--- START ---

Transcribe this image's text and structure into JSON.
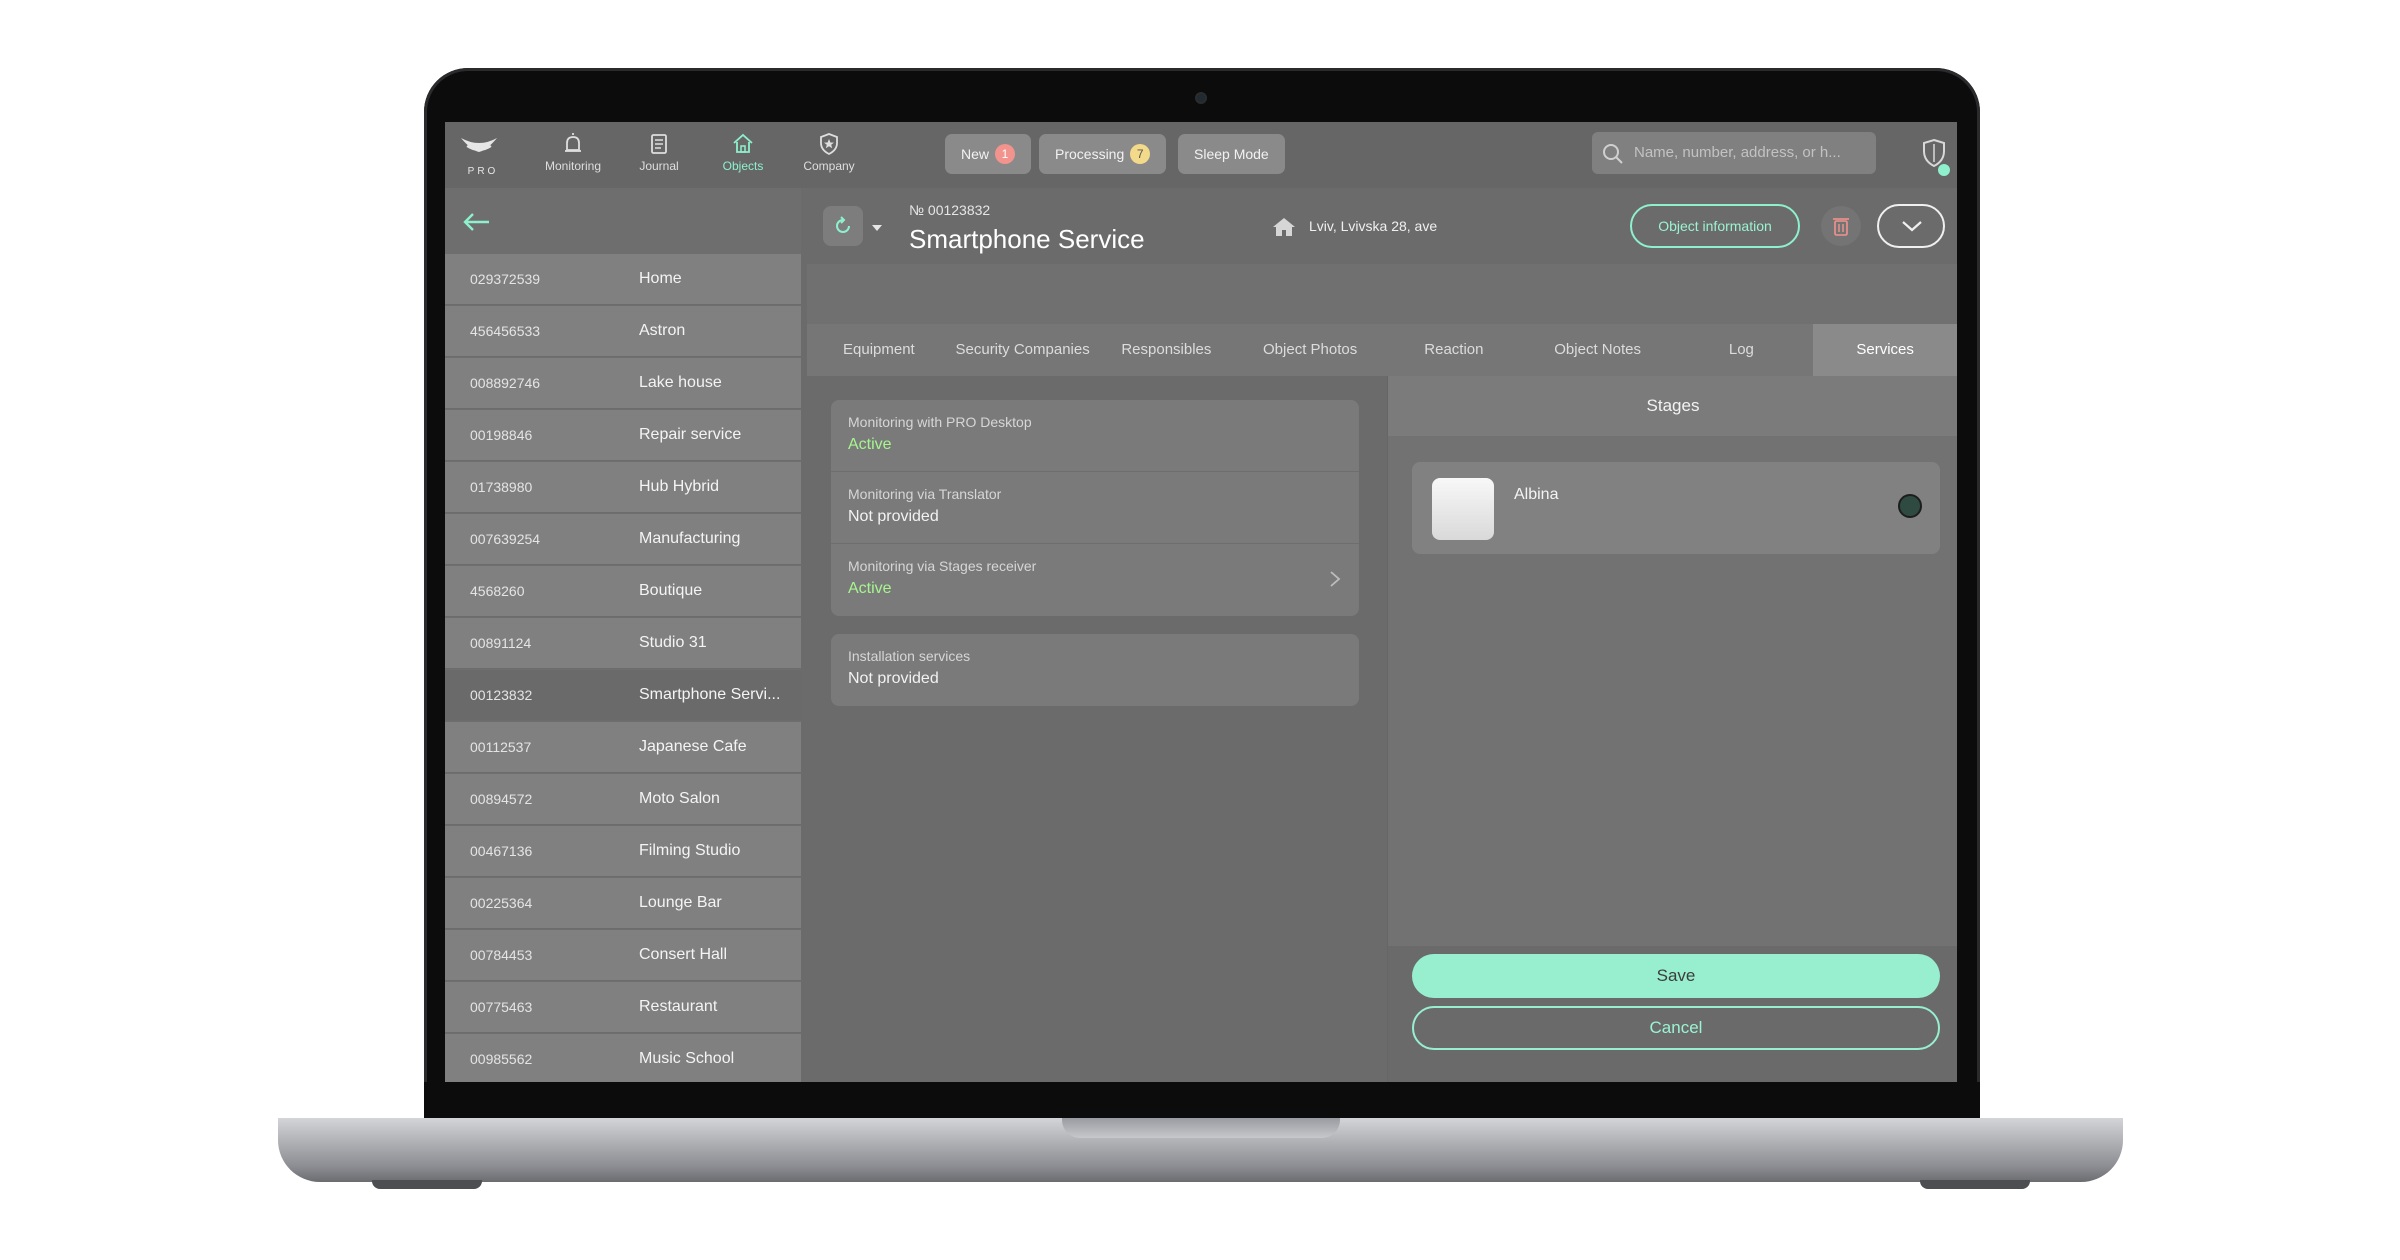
{
  "app": {
    "logo_text": "PRO"
  },
  "nav": {
    "items": [
      {
        "label": "Monitoring",
        "icon": "bell-icon"
      },
      {
        "label": "Journal",
        "icon": "journal-icon"
      },
      {
        "label": "Objects",
        "icon": "home-icon",
        "active": true
      },
      {
        "label": "Company",
        "icon": "shield-star-icon"
      }
    ]
  },
  "status_pills": {
    "new": {
      "label": "New",
      "count": "1"
    },
    "processing": {
      "label": "Processing",
      "count": "7"
    },
    "sleep": {
      "label": "Sleep Mode"
    }
  },
  "search": {
    "placeholder": "Name, number, address, or h..."
  },
  "objects": [
    {
      "number": "029372539",
      "name": "Home"
    },
    {
      "number": "456456533",
      "name": "Astron"
    },
    {
      "number": "008892746",
      "name": "Lake house"
    },
    {
      "number": "00198846",
      "name": "Repair service"
    },
    {
      "number": "01738980",
      "name": "Hub Hybrid"
    },
    {
      "number": "007639254",
      "name": "Manufacturing"
    },
    {
      "number": "4568260",
      "name": "Boutique"
    },
    {
      "number": "00891124",
      "name": "Studio 31"
    },
    {
      "number": "00123832",
      "name": "Smartphone Servi...",
      "selected": true
    },
    {
      "number": "00112537",
      "name": "Japanese Cafe"
    },
    {
      "number": "00894572",
      "name": "Moto Salon"
    },
    {
      "number": "00467136",
      "name": "Filming Studio"
    },
    {
      "number": "00225364",
      "name": "Lounge Bar"
    },
    {
      "number": "00784453",
      "name": "Consert Hall"
    },
    {
      "number": "00775463",
      "name": "Restaurant"
    },
    {
      "number": "00985562",
      "name": "Music School"
    }
  ],
  "object": {
    "number_label": "№ 00123832",
    "title": "Smartphone Service",
    "address": "Lviv, Lvivska 28, ave",
    "info_button": "Object information"
  },
  "tabs": [
    {
      "label": "Equipment"
    },
    {
      "label": "Security Companies"
    },
    {
      "label": "Responsibles"
    },
    {
      "label": "Object Photos"
    },
    {
      "label": "Reaction"
    },
    {
      "label": "Object Notes"
    },
    {
      "label": "Log"
    },
    {
      "label": "Services",
      "active": true
    }
  ],
  "services": {
    "monitoring": [
      {
        "label": "Monitoring with PRO Desktop",
        "value": "Active",
        "status": "active"
      },
      {
        "label": "Monitoring via Translator",
        "value": "Not provided",
        "status": "none"
      },
      {
        "label": "Monitoring via Stages receiver",
        "value": "Active",
        "status": "active",
        "has_chevron": true
      }
    ],
    "installation": {
      "label": "Installation services",
      "value": "Not provided"
    }
  },
  "stages": {
    "title": "Stages",
    "items": [
      {
        "name": "Albina",
        "selected": true
      }
    ],
    "save_label": "Save",
    "cancel_label": "Cancel"
  },
  "colors": {
    "accent": "#8ef0cc",
    "active_green": "#a6f58f",
    "badge_red": "#f2938d",
    "badge_yellow": "#f3d98a"
  }
}
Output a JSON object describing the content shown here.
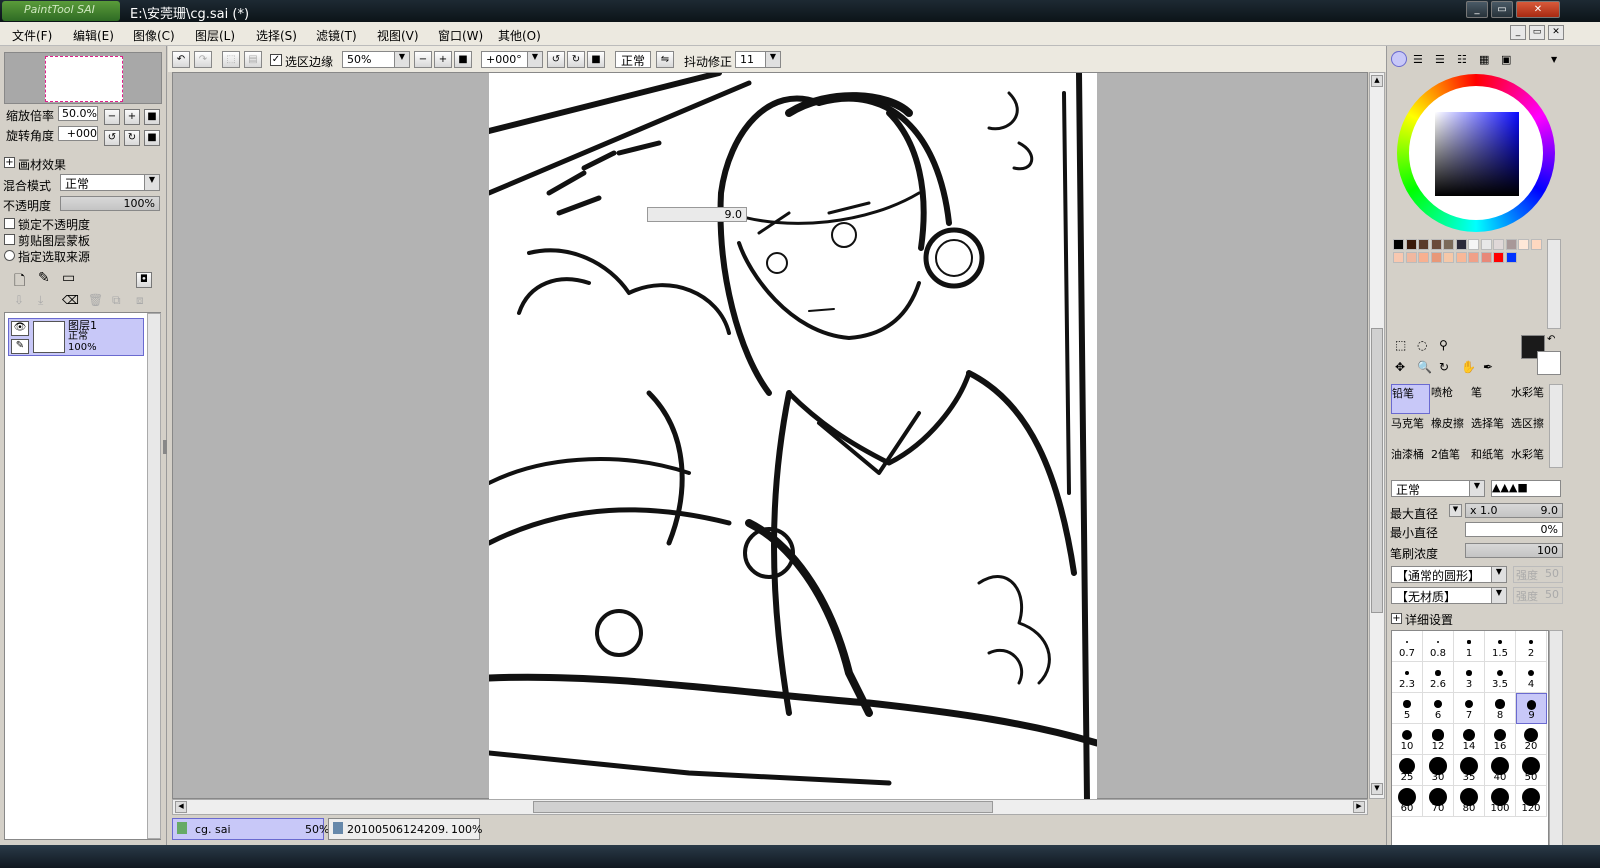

--- END ---

Problem => Without the pictures, write out all of the material exactly.

Final result =>
Transcribe this image's text and structure into JSON.
{
  "app": {
    "logo_text": "PRO"
  },
  "nav": {
    "items": [
      {
        "label": "Monitoring",
        "icon": "bell-icon"
      },
      {
        "label": "Journal",
        "icon": "journal-icon"
      },
      {
        "label": "Objects",
        "icon": "home-icon",
        "active": true
      },
      {
        "label": "Company",
        "icon": "shield-star-icon"
      }
    ]
  },
  "status_pills": {
    "new": {
      "label": "New",
      "count": "1"
    },
    "processing": {
      "label": "Processing",
      "count": "7"
    },
    "sleep": {
      "label": "Sleep Mode"
    }
  },
  "search": {
    "placeholder": "Name, number, address, or h..."
  },
  "objects": [
    {
      "number": "029372539",
      "name": "Home"
    },
    {
      "number": "456456533",
      "name": "Astron"
    },
    {
      "number": "008892746",
      "name": "Lake house"
    },
    {
      "number": "00198846",
      "name": "Repair service"
    },
    {
      "number": "01738980",
      "name": "Hub Hybrid"
    },
    {
      "number": "007639254",
      "name": "Manufacturing"
    },
    {
      "number": "4568260",
      "name": "Boutique"
    },
    {
      "number": "00891124",
      "name": "Studio 31"
    },
    {
      "number": "00123832",
      "name": "Smartphone Servi...",
      "selected": true
    },
    {
      "number": "00112537",
      "name": "Japanese Cafe"
    },
    {
      "number": "00894572",
      "name": "Moto Salon"
    },
    {
      "number": "00467136",
      "name": "Filming Studio"
    },
    {
      "number": "00225364",
      "name": "Lounge Bar"
    },
    {
      "number": "00784453",
      "name": "Consert Hall"
    },
    {
      "number": "00775463",
      "name": "Restaurant"
    },
    {
      "number": "00985562",
      "name": "Music School"
    }
  ],
  "object": {
    "number_label": "№ 00123832",
    "title": "Smartphone Service",
    "address": "Lviv, Lvivska 28, ave",
    "info_button": "Object information"
  },
  "tabs": [
    {
      "label": "Equipment"
    },
    {
      "label": "Security Companies"
    },
    {
      "label": "Responsibles"
    },
    {
      "label": "Object Photos"
    },
    {
      "label": "Reaction"
    },
    {
      "label": "Object Notes"
    },
    {
      "label": "Log"
    },
    {
      "label": "Services",
      "active": true
    }
  ],
  "services": {
    "monitoring": [
      {
        "label": "Monitoring with PRO Desktop",
        "value": "Active",
        "status": "active"
      },
      {
        "label": "Monitoring via Translator",
        "value": "Not provided",
        "status": "none"
      },
      {
        "label": "Monitoring via Stages receiver",
        "value": "Active",
        "status": "active",
        "has_chevron": true
      }
    ],
    "installation": {
      "label": "Installation services",
      "value": "Not provided"
    }
  },
  "stages": {
    "title": "Stages",
    "items": [
      {
        "name": "Albina",
        "selected": true
      }
    ],
    "save_label": "Save",
    "cancel_label": "Cancel"
  },
  "colors": {
    "accent": "#8ef0cc",
    "active_green": "#a6f58f",
    "badge_red": "#f2938d",
    "badge_yellow": "#f3d98a"
  }
}
Output a JSON object describing the content shown here.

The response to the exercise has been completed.